WHAT TO WORK ON:
Note how many lines hold the string "realidad" and give that number without any other words.

DATA:
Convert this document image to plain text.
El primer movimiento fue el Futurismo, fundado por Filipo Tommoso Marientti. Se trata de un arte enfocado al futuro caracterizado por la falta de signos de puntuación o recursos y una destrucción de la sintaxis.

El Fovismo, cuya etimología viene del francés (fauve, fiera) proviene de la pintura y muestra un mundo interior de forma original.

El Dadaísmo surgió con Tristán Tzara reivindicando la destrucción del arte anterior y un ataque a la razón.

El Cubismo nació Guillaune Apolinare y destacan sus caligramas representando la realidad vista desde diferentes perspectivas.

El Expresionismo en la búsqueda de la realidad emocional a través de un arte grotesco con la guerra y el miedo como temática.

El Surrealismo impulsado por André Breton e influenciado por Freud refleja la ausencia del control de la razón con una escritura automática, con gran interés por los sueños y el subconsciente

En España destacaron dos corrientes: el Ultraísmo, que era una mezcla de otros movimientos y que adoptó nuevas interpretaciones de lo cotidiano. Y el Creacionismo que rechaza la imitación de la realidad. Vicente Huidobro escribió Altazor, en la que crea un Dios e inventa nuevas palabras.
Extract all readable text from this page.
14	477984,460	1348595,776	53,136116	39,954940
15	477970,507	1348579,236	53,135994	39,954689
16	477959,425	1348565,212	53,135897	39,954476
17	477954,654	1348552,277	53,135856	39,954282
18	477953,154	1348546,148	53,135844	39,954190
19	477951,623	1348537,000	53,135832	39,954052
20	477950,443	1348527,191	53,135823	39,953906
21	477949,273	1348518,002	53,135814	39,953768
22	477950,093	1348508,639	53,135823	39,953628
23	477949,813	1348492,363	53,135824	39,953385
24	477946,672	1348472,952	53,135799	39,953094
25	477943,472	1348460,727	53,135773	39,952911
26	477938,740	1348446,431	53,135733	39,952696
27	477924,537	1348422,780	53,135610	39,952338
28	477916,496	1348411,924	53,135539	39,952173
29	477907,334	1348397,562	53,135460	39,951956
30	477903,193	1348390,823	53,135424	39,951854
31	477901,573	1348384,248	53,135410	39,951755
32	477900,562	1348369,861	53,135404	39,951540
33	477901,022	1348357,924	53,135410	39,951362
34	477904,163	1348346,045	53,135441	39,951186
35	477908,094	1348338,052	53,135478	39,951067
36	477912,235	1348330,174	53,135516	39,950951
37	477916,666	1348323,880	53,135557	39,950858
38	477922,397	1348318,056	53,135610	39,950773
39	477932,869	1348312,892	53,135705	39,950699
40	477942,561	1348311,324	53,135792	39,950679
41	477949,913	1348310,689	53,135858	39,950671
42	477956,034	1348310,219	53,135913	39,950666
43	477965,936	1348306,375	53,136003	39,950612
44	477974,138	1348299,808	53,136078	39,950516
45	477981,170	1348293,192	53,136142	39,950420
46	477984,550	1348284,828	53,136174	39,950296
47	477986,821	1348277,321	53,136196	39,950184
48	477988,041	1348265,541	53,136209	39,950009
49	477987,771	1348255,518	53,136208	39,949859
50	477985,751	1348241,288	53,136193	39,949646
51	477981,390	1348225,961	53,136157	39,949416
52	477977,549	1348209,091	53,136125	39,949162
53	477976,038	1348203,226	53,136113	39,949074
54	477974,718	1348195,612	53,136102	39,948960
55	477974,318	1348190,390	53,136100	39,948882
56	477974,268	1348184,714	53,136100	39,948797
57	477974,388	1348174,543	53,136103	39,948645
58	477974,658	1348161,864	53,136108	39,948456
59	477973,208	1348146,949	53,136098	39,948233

CORRECT OUTPUT:
3